* _SHORT EXERCISE_: Could you give the data below again, exactly and completely?

* _RECORD LIST_:
%%

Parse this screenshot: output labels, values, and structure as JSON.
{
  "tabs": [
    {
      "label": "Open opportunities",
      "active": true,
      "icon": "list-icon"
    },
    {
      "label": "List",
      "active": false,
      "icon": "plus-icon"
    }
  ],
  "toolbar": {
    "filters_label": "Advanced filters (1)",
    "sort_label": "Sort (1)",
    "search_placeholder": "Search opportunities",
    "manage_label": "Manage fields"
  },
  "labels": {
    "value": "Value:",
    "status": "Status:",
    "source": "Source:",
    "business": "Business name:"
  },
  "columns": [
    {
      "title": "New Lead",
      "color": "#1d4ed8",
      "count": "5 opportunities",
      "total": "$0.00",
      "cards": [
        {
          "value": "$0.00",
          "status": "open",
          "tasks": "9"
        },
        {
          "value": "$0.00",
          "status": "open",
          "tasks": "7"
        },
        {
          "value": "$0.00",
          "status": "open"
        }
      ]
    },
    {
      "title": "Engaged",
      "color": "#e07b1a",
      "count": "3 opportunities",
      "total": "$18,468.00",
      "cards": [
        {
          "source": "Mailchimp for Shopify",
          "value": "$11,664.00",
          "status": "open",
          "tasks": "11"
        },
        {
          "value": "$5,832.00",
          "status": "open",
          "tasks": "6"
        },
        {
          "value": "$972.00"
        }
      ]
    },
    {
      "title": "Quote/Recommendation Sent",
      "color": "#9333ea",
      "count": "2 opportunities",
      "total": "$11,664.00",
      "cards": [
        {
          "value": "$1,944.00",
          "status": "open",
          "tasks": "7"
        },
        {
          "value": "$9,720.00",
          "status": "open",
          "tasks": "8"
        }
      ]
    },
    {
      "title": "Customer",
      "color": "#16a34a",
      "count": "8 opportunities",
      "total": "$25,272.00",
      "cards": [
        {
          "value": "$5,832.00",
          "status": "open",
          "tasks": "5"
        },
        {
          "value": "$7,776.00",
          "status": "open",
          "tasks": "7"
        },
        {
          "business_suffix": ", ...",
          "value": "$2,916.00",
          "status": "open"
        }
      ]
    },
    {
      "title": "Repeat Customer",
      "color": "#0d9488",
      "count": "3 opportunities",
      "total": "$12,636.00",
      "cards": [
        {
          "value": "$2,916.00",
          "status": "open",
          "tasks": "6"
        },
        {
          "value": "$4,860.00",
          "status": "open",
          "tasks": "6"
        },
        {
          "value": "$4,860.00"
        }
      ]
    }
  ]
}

%%

* _THE ANSWER_:
Parse this screenshot: output labels, values, and structure as JSON.
{
  "tabs": [
    {
      "label": "Open opportunities",
      "active": true,
      "icon": "list-icon"
    },
    {
      "label": "List",
      "active": false,
      "icon": "plus-icon"
    }
  ],
  "toolbar": {
    "filters_label": "Advanced filters (1)",
    "sort_label": "Sort (1)",
    "search_placeholder": "Search opportunities",
    "manage_label": "Manage fields"
  },
  "labels": {
    "value": "Value:",
    "status": "Status:",
    "source": "Source:",
    "business": "Business name:"
  },
  "columns": [
    {
      "title": "New Lead",
      "color": "#1d4ed8",
      "count": "5 opportunities",
      "total": "$0.00",
      "cards": [
        {
          "value": "$0.00",
          "status": "open",
          "tasks": "9"
        },
        {
          "value": "$0.00",
          "status": "open",
          "tasks": "7"
        },
        {
          "value": "$0.00",
          "status": "open"
        }
      ]
    },
    {
      "title": "Engaged",
      "color": "#e07b1a",
      "count": "3 opportunities",
      "total": "$18,468.00",
      "cards": [
        {
          "source": "Mailchimp for Shopify",
          "value": "$11,664.00",
          "status": "open",
          "tasks": "11"
        },
        {
          "value": "$5,832.00",
          "status": "open",
          "tasks": "6"
        },
        {
          "value": "$972.00"
        }
      ]
    },
    {
      "title": "Quote/Recommendation Sent",
      "color": "#9333ea",
      "count": "2 opportunities",
      "total": "$11,664.00",
      "cards": [
        {
          "value": "$1,944.00",
          "status": "open",
          "tasks": "7"
        },
        {
          "value": "$9,720.00",
          "status": "open",
          "tasks": "8"
        }
      ]
    },
    {
      "title": "Customer",
      "color": "#16a34a",
      "count": "8 opportunities",
      "total": "$25,272.00",
      "cards": [
        {
          "value": "$5,832.00",
          "status": "open",
          "tasks": "5"
        },
        {
          "value": "$7,776.00",
          "status": "open",
          "tasks": "7"
        },
        {
          "business_suffix": ", ...",
          "value": "$2,916.00",
          "status": "open"
        }
      ]
    },
    {
      "title": "Repeat Customer",
      "color": "#0d9488",
      "count": "3 opportunities",
      "total": "$12,636.00",
      "cards": [
        {
          "value": "$2,916.00",
          "status": "open",
          "tasks": "6"
        },
        {
          "value": "$4,860.00",
          "status": "open",
          "tasks": "6"
        },
        {
          "value": "$4,860.00"
        }
      ]
    }
  ]
}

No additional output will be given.